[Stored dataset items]
↓↓↓

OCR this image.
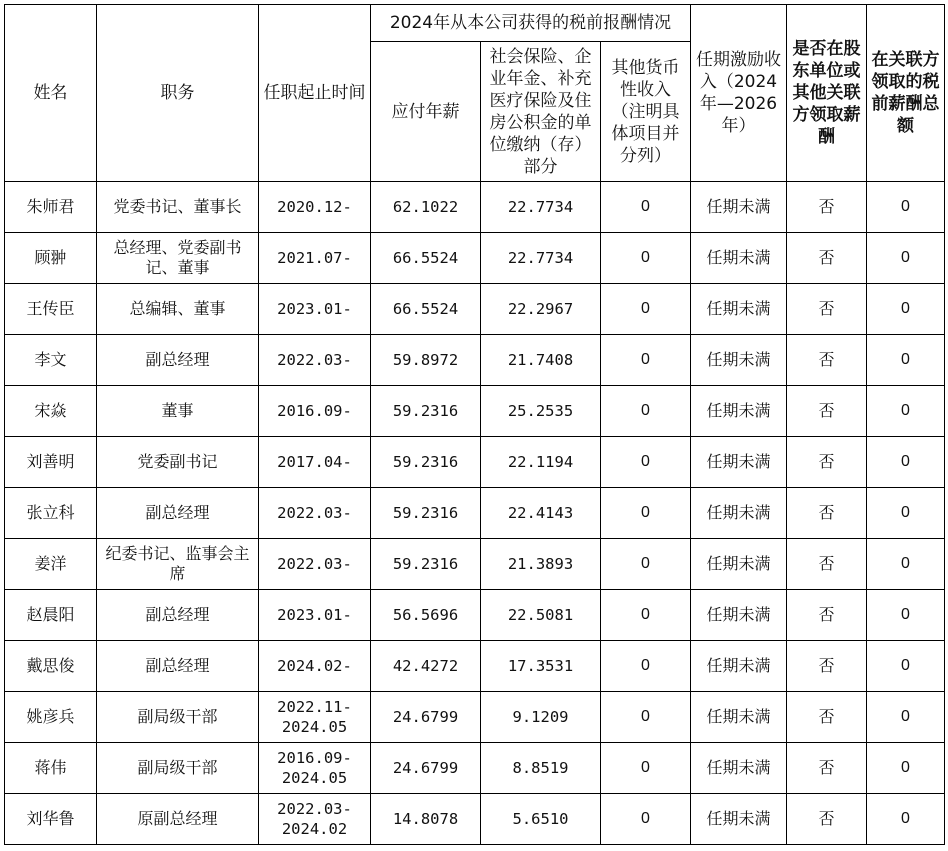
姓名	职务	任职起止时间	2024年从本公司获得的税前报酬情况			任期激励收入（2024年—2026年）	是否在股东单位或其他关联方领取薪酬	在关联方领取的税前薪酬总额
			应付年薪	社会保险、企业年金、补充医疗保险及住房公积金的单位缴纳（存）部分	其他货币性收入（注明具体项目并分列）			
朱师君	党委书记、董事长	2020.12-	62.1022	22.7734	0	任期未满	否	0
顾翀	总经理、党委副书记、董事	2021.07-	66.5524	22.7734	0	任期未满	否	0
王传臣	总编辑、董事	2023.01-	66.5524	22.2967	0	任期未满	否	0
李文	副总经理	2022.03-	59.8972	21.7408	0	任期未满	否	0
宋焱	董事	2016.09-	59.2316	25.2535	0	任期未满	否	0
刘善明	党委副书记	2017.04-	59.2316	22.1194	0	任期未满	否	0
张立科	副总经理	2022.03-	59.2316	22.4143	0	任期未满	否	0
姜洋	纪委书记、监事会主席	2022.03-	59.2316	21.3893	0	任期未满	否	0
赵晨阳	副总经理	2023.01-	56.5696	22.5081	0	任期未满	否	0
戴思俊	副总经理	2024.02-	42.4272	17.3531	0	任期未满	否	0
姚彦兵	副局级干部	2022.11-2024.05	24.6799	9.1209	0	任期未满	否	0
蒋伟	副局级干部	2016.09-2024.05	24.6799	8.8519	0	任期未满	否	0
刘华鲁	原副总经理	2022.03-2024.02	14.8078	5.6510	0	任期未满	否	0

↑↑↑

Pull out all lines containing the word "党委副书记" from the entries above.

顾翀	总经理、党委副书记、董事	2021.07-	66.5524	22.7734	0	任期未满	否	0
刘善明	党委副书记	2017.04-	59.2316	22.1194	0	任期未满	否	0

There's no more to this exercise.